- **RECORD SET**
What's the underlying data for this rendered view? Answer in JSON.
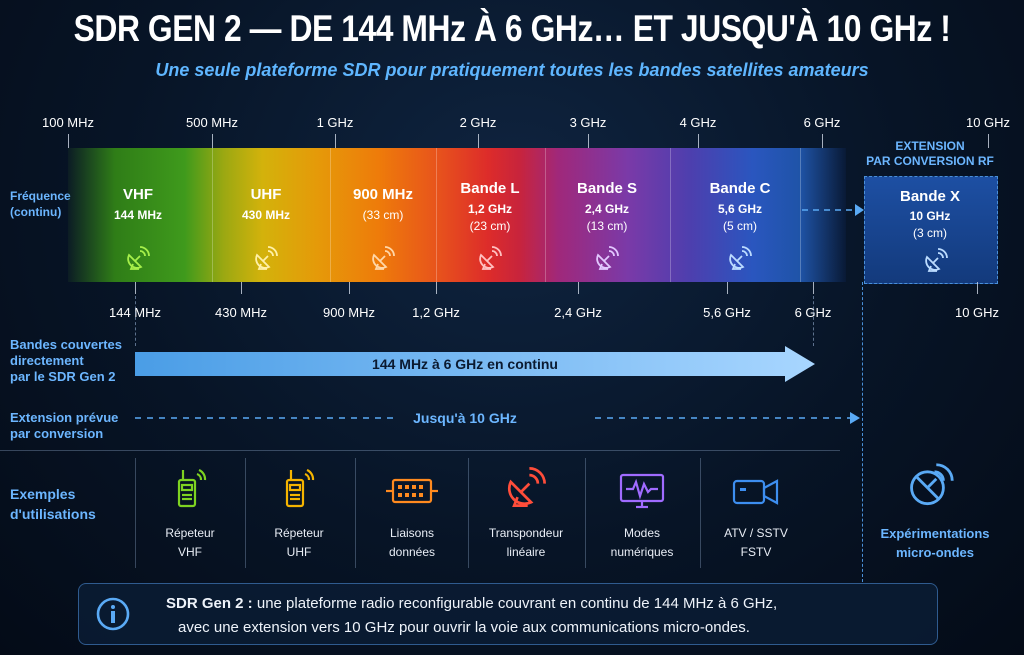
{
  "title": "SDR GEN 2 — DE 144 MHz À 6 GHz… ET JUSQU'À 10 GHz !",
  "subtitle": "Une seule plateforme SDR pour pratiquement toutes les bandes satellites amateurs",
  "top_ticks": [
    "100 MHz",
    "500 MHz",
    "1 GHz",
    "2 GHz",
    "3 GHz",
    "4 GHz",
    "6 GHz",
    "10 GHz"
  ],
  "bottom_ticks": [
    "144 MHz",
    "430 MHz",
    "900 MHz",
    "1,2 GHz",
    "2,4 GHz",
    "5,6 GHz",
    "6 GHz",
    "10 GHz"
  ],
  "freq_label": {
    "line1": "Fréquence",
    "line2": "(continu)"
  },
  "bands": [
    {
      "name": "VHF",
      "freq": "144 MHz",
      "wl": ""
    },
    {
      "name": "UHF",
      "freq": "430 MHz",
      "wl": ""
    },
    {
      "name": "900 MHz",
      "freq": "",
      "wl": "(33 cm)"
    },
    {
      "name": "Bande L",
      "freq": "1,2 GHz",
      "wl": "(23 cm)"
    },
    {
      "name": "Bande S",
      "freq": "2,4 GHz",
      "wl": "(13 cm)"
    },
    {
      "name": "Bande C",
      "freq": "5,6 GHz",
      "wl": "(5 cm)"
    }
  ],
  "extension": {
    "title_line1": "EXTENSION",
    "title_line2": "PAR CONVERSION RF",
    "band_name": "Bande X",
    "band_freq": "10 GHz",
    "band_wl": "(3 cm)"
  },
  "covered": {
    "label_line1": "Bandes couvertes",
    "label_line2": "directement",
    "label_line3": "par le SDR Gen 2",
    "arrow_text": "144 MHz à 6 GHz en continu"
  },
  "planned": {
    "label_line1": "Extension prévue",
    "label_line2": "par conversion",
    "arrow_text": "Jusqu'à 10 GHz"
  },
  "uses": {
    "label_line1": "Exemples",
    "label_line2": "d'utilisations",
    "items": [
      {
        "icon": "radio-icon",
        "line1": "Répeteur",
        "line2": "VHF",
        "color": "#7ed321"
      },
      {
        "icon": "radio-icon",
        "line1": "Répeteur",
        "line2": "UHF",
        "color": "#f5b400"
      },
      {
        "icon": "data-link-icon",
        "line1": "Liaisons",
        "line2": "données",
        "color": "#ff8a1f"
      },
      {
        "icon": "satellite-dish-icon",
        "line1": "Transpondeur",
        "line2": "linéaire",
        "color": "#ff4d3a"
      },
      {
        "icon": "monitor-icon",
        "line1": "Modes",
        "line2": "numériques",
        "color": "#a06bff"
      },
      {
        "icon": "camera-icon",
        "line1": "ATV / SSTV",
        "line2": "FSTV",
        "color": "#3d8ef0"
      },
      {
        "icon": "satellite-dish-icon",
        "line1": "Expérimentations",
        "line2": "micro-ondes",
        "color": "#5aaaf5"
      }
    ]
  },
  "info": {
    "bold": "SDR Gen 2 :",
    "text1": " une plateforme radio reconfigurable couvrant en continu de 144 MHz à 6 GHz,",
    "text2": "avec une extension vers 10 GHz pour ouvrir la voie aux communications micro-ondes."
  },
  "colors": {
    "accent": "#5fb6ff",
    "arrow": "#8ec9ff",
    "band_x": "#1d4fa3"
  }
}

- **STATED GOAL**
Without the pictures, extract every entry verbatim.

- **SOLUTION**
What's the underlying data for this rendered view? Answer in JSON.
{
  "title": "SDR GEN 2 — DE 144 MHz À 6 GHz… ET JUSQU'À 10 GHz !",
  "subtitle": "Une seule plateforme SDR pour pratiquement toutes les bandes satellites amateurs",
  "top_ticks": [
    "100 MHz",
    "500 MHz",
    "1 GHz",
    "2 GHz",
    "3 GHz",
    "4 GHz",
    "6 GHz",
    "10 GHz"
  ],
  "bottom_ticks": [
    "144 MHz",
    "430 MHz",
    "900 MHz",
    "1,2 GHz",
    "2,4 GHz",
    "5,6 GHz",
    "6 GHz",
    "10 GHz"
  ],
  "freq_label": {
    "line1": "Fréquence",
    "line2": "(continu)"
  },
  "bands": [
    {
      "name": "VHF",
      "freq": "144 MHz",
      "wl": ""
    },
    {
      "name": "UHF",
      "freq": "430 MHz",
      "wl": ""
    },
    {
      "name": "900 MHz",
      "freq": "",
      "wl": "(33 cm)"
    },
    {
      "name": "Bande L",
      "freq": "1,2 GHz",
      "wl": "(23 cm)"
    },
    {
      "name": "Bande S",
      "freq": "2,4 GHz",
      "wl": "(13 cm)"
    },
    {
      "name": "Bande C",
      "freq": "5,6 GHz",
      "wl": "(5 cm)"
    }
  ],
  "extension": {
    "title_line1": "EXTENSION",
    "title_line2": "PAR CONVERSION RF",
    "band_name": "Bande X",
    "band_freq": "10 GHz",
    "band_wl": "(3 cm)"
  },
  "covered": {
    "label_line1": "Bandes couvertes",
    "label_line2": "directement",
    "label_line3": "par le SDR Gen 2",
    "arrow_text": "144 MHz à 6 GHz en continu"
  },
  "planned": {
    "label_line1": "Extension prévue",
    "label_line2": "par conversion",
    "arrow_text": "Jusqu'à 10 GHz"
  },
  "uses": {
    "label_line1": "Exemples",
    "label_line2": "d'utilisations",
    "items": [
      {
        "icon": "radio-icon",
        "line1": "Répeteur",
        "line2": "VHF",
        "color": "#7ed321"
      },
      {
        "icon": "radio-icon",
        "line1": "Répeteur",
        "line2": "UHF",
        "color": "#f5b400"
      },
      {
        "icon": "data-link-icon",
        "line1": "Liaisons",
        "line2": "données",
        "color": "#ff8a1f"
      },
      {
        "icon": "satellite-dish-icon",
        "line1": "Transpondeur",
        "line2": "linéaire",
        "color": "#ff4d3a"
      },
      {
        "icon": "monitor-icon",
        "line1": "Modes",
        "line2": "numériques",
        "color": "#a06bff"
      },
      {
        "icon": "camera-icon",
        "line1": "ATV / SSTV",
        "line2": "FSTV",
        "color": "#3d8ef0"
      },
      {
        "icon": "satellite-dish-icon",
        "line1": "Expérimentations",
        "line2": "micro-ondes",
        "color": "#5aaaf5"
      }
    ]
  },
  "info": {
    "bold": "SDR Gen 2 :",
    "text1": " une plateforme radio reconfigurable couvrant en continu de 144 MHz à 6 GHz,",
    "text2": "avec une extension vers 10 GHz pour ouvrir la voie aux communications micro-ondes."
  },
  "colors": {
    "accent": "#5fb6ff",
    "arrow": "#8ec9ff",
    "band_x": "#1d4fa3"
  }
}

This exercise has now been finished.